───── TEXT PASSAGE

Yes, Puppeteer can talk to a real, unpatched Firefox binary. This is a great achievement based on the Firefox teams's effort to support CDP in Firefox natively. We are excited about this progress, and will be happy to migrate to the CDP mode of operation when it is fully functional. Furthermore, we've met with the Firefox team recently and they were open to us upstreaming the native parts of Juggler that would make sense for the general browser automation.

There is a long road ahead though. CDP has a huge API surface and it'll take quite some time to get it done to the extent needed by Playwright. CDP is also dynamic - while working on Playwright, we changed it in the areas of permissions, geolocation, context and target management. So going after CDP is somewhat chasing a moving target. I ran Puppeteer tests against latest Firefox 77.0a1 and it currently passes less that a half of the tests. This is a great progress, but it gives a hint at the outstanding work. And that is just Puppeteer - since we forked Playwright, we added numerous capabilities for context-wide network routing, support for workers, dom isolated worlds, emulation of geolocation, timezone, locale, and many more. You can imagine that the Juggler protocol grew with it and now there is even more work ahead on the CDP front if we want parity.

It is also important to understand that unlike Firefox, WebKit is following the Chrome's debug protocol philosophy: instead of conforming to a standard, they shape their protocol after the WebKit specificity. That way they can be efficient at using this protocol in the Web Inspector while they leave augmenting it to the external Playwright driver. It means that even if/when Firefox supports the entirety of CDP, Playwright would still need to maintain non-CDP connection to WebKit.

──────────

EXERCISE OBJECTIVE: According to the passage on Firefox and CDP, why would Playwright still need a non-CDP connection to WebKit even if Firefox came to support all of CDP?

───── EXTRACTED ENTRIES

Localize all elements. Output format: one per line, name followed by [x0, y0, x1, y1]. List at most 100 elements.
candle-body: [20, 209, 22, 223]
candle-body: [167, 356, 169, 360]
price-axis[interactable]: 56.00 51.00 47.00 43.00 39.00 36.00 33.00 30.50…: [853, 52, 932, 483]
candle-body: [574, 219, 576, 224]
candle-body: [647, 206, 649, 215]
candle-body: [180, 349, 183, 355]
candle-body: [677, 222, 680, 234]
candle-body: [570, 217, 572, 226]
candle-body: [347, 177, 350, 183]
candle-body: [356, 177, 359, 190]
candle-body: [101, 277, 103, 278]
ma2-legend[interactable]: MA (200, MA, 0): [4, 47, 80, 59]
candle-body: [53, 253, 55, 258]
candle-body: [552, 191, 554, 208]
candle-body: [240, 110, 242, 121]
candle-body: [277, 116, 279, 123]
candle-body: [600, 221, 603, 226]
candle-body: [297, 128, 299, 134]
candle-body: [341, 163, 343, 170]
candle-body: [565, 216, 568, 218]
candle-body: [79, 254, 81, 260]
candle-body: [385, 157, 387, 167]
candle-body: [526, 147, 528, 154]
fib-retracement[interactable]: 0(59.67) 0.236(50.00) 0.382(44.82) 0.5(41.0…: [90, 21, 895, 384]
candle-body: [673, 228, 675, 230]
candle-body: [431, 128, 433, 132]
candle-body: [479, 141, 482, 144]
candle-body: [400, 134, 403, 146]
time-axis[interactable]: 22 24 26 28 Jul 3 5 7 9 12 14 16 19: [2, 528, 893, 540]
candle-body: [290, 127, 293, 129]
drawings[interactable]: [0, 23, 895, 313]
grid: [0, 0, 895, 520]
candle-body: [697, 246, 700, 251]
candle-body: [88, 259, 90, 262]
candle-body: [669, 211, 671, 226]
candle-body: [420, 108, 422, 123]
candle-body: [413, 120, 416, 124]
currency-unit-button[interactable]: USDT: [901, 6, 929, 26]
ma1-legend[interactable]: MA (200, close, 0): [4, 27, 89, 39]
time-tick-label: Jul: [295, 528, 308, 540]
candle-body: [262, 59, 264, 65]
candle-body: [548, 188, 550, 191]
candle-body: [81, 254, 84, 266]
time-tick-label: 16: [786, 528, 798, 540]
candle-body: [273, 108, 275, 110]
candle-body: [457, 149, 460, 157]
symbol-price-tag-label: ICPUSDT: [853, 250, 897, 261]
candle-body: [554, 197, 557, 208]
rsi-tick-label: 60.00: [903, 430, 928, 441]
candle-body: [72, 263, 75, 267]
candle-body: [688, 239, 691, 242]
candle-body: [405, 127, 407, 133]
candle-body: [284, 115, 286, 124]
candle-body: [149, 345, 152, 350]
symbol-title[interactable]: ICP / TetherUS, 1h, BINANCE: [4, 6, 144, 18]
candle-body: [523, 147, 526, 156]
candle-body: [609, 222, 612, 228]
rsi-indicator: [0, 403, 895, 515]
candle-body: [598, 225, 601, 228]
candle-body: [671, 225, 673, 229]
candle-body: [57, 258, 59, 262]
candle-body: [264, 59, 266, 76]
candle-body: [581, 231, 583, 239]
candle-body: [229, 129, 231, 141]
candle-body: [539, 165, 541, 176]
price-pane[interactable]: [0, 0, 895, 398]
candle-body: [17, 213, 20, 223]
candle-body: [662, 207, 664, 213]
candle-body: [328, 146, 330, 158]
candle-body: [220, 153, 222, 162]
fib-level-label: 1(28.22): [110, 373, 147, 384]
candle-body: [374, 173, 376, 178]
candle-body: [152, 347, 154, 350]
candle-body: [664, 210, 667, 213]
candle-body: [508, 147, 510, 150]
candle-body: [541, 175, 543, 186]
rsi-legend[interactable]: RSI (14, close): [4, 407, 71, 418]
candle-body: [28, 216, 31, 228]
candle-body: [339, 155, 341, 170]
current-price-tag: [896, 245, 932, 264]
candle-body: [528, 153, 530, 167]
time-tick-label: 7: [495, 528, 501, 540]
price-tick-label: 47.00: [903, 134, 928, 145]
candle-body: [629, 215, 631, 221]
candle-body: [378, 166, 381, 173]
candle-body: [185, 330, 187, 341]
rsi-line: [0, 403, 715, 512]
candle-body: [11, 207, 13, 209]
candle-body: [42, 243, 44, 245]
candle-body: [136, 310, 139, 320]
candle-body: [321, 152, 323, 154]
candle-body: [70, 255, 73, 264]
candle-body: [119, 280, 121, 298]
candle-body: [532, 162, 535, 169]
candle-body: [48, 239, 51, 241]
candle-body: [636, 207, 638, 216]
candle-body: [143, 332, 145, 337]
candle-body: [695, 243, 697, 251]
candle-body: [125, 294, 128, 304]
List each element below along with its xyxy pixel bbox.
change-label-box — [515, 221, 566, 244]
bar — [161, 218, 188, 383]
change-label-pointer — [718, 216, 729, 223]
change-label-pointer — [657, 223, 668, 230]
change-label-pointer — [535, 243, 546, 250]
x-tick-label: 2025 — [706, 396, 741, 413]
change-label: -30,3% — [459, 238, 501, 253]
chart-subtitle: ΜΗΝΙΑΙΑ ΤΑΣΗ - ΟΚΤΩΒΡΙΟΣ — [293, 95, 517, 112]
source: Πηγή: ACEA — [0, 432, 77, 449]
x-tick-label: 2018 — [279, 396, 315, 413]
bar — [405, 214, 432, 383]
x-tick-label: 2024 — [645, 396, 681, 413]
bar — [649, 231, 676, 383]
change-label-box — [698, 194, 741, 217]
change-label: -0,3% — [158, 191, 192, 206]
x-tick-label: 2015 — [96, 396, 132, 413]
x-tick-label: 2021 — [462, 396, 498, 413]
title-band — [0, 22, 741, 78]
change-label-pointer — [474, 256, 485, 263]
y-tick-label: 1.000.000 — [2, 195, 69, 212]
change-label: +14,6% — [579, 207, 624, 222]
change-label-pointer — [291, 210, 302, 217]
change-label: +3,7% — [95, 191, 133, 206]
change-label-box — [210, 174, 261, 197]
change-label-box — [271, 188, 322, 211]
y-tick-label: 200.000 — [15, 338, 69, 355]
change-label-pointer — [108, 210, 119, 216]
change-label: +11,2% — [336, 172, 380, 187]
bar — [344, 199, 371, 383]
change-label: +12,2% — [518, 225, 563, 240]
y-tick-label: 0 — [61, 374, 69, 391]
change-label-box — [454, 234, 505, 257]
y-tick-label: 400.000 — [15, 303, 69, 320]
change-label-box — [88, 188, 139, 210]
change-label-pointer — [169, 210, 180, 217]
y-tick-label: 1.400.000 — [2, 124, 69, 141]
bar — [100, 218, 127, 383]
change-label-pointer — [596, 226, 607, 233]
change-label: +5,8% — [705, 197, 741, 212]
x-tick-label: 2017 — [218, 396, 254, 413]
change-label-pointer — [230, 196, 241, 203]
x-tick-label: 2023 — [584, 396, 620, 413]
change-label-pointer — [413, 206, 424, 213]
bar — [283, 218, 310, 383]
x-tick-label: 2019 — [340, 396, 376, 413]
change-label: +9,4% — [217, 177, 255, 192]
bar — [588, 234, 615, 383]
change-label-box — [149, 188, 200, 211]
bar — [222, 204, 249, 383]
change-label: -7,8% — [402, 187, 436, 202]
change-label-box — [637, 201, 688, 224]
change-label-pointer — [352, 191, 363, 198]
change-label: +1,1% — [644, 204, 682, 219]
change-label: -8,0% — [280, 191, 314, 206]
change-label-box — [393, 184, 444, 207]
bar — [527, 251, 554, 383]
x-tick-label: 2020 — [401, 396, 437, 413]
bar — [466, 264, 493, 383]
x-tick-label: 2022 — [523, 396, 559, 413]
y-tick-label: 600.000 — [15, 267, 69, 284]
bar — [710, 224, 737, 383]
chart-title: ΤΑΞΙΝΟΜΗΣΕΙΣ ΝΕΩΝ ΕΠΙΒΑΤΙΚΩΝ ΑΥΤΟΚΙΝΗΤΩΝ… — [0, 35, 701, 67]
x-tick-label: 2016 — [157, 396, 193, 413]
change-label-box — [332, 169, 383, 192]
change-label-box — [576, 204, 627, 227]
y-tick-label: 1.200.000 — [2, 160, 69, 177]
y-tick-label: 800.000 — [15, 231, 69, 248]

──────────

EXERCISE ANSWER: WebKit, like Chrome, does not conform to a standard and instead shapes its protocol around WebKit's own specifics. This lets it use the protocol efficiently in the Web Inspector and leaves extending it to the external Playwright driver, so Firefox's full CDP support would not remove the need for a separate WebKit connection.